── Exercise material

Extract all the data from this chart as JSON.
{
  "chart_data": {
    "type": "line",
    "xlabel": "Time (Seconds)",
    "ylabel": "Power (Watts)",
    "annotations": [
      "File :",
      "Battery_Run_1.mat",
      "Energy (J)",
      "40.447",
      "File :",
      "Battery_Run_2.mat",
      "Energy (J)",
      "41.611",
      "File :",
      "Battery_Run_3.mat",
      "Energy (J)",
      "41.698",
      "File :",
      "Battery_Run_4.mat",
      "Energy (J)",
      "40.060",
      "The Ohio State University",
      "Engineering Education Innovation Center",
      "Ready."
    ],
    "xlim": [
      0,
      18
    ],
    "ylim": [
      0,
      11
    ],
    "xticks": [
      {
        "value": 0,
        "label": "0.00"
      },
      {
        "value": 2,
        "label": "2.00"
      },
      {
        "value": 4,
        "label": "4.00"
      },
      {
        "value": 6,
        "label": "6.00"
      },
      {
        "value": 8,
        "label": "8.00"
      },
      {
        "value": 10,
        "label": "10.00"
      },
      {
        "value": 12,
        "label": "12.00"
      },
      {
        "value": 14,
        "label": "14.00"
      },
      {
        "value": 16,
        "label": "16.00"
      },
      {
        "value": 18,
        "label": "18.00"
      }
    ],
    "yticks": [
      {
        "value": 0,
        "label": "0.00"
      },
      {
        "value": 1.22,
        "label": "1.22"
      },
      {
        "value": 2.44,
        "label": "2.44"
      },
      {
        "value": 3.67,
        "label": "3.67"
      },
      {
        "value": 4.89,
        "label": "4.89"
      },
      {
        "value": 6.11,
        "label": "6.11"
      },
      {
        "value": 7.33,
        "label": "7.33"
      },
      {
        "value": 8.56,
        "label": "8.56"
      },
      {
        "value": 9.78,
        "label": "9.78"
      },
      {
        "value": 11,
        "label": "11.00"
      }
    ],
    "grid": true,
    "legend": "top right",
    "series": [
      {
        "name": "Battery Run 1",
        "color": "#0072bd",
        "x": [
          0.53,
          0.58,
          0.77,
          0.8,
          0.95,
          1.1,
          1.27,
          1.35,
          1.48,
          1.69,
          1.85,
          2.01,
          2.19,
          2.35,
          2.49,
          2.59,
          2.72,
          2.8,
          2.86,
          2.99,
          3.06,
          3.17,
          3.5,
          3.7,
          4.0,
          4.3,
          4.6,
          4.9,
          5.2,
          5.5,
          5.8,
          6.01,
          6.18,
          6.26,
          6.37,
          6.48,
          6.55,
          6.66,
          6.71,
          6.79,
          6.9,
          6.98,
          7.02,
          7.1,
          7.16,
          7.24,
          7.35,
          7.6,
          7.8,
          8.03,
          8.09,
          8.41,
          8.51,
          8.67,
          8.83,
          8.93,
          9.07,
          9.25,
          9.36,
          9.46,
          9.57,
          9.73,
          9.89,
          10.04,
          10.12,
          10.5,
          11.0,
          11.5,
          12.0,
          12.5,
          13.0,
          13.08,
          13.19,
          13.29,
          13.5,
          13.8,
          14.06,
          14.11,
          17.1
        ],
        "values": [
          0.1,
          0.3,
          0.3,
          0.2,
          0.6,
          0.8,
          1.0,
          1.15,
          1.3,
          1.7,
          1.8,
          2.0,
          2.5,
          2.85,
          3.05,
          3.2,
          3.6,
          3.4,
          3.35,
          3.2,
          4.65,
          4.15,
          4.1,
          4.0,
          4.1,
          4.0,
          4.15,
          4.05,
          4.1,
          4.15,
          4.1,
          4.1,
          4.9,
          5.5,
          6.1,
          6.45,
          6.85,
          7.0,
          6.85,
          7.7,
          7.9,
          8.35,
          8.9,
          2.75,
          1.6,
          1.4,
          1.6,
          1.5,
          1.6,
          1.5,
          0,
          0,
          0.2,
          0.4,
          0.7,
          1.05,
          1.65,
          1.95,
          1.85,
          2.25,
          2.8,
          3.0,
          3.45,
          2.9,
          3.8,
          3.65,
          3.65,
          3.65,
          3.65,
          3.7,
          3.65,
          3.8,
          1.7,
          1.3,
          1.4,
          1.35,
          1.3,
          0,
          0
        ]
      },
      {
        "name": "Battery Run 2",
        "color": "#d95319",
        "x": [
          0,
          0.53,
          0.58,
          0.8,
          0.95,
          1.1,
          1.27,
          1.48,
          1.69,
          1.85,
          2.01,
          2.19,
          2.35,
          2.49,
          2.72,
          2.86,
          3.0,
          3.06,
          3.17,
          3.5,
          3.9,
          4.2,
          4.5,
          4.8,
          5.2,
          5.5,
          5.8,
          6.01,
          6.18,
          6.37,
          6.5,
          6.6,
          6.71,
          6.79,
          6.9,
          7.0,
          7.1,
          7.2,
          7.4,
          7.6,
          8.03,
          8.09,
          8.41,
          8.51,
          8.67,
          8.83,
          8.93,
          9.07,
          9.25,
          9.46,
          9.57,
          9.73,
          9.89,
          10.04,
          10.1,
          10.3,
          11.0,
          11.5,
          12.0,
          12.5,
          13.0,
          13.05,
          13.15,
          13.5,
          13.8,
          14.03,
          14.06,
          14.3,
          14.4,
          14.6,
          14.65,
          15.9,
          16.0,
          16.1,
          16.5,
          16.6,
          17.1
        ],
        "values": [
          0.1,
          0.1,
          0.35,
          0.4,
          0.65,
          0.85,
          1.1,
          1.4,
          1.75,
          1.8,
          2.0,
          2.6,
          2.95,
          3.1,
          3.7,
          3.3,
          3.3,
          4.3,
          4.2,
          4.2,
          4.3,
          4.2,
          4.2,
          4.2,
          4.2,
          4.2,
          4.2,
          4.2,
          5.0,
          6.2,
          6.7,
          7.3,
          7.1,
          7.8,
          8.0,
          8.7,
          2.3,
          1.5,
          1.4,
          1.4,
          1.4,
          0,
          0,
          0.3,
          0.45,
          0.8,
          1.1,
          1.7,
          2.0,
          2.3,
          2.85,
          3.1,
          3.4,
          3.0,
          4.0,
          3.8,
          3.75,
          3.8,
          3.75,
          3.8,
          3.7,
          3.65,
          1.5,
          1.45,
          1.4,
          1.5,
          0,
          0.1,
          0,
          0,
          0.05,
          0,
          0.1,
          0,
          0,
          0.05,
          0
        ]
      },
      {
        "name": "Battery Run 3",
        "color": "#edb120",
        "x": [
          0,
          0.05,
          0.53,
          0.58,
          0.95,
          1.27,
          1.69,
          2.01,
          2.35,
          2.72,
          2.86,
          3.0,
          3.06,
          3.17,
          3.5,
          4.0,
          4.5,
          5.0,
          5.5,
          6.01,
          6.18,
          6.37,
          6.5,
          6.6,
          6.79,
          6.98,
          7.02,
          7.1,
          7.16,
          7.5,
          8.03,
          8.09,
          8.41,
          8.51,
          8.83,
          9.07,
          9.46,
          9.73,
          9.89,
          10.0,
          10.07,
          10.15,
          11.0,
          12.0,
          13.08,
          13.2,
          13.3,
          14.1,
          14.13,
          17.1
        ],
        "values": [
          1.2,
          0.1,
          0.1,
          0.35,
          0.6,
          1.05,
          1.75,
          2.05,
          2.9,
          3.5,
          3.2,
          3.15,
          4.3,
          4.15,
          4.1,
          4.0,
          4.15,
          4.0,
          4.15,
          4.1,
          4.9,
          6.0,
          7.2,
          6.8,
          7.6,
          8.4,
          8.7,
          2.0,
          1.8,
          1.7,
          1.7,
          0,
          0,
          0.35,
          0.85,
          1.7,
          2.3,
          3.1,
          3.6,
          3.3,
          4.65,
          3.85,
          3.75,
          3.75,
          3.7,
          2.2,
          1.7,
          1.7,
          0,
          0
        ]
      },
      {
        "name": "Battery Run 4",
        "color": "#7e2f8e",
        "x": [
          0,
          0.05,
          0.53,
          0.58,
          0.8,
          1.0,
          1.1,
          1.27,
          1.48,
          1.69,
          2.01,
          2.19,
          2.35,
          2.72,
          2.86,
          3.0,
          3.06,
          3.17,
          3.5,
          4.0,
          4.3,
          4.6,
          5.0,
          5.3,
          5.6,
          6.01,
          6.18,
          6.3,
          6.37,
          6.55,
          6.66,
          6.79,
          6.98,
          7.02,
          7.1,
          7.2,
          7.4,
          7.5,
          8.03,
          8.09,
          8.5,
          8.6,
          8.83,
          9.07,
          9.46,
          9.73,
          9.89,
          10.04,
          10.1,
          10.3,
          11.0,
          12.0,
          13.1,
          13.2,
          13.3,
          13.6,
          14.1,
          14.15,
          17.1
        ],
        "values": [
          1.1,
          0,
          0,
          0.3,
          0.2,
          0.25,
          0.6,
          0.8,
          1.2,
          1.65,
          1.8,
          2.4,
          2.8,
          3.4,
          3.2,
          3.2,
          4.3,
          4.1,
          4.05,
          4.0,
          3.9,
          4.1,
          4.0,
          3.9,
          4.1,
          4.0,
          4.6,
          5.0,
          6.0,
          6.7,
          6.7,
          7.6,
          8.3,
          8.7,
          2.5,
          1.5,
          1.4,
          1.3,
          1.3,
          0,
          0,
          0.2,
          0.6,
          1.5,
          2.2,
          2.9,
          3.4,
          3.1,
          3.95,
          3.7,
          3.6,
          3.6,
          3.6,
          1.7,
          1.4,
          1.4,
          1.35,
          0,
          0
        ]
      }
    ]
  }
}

────

[Problem statement]:
Gather each line in the data that holds the string "name".

[Response to the task]:
        "name": "Battery Run 1",
        "name": "Battery Run 2",
        "name": "Battery Run 3",
        "name": "Battery Run 4",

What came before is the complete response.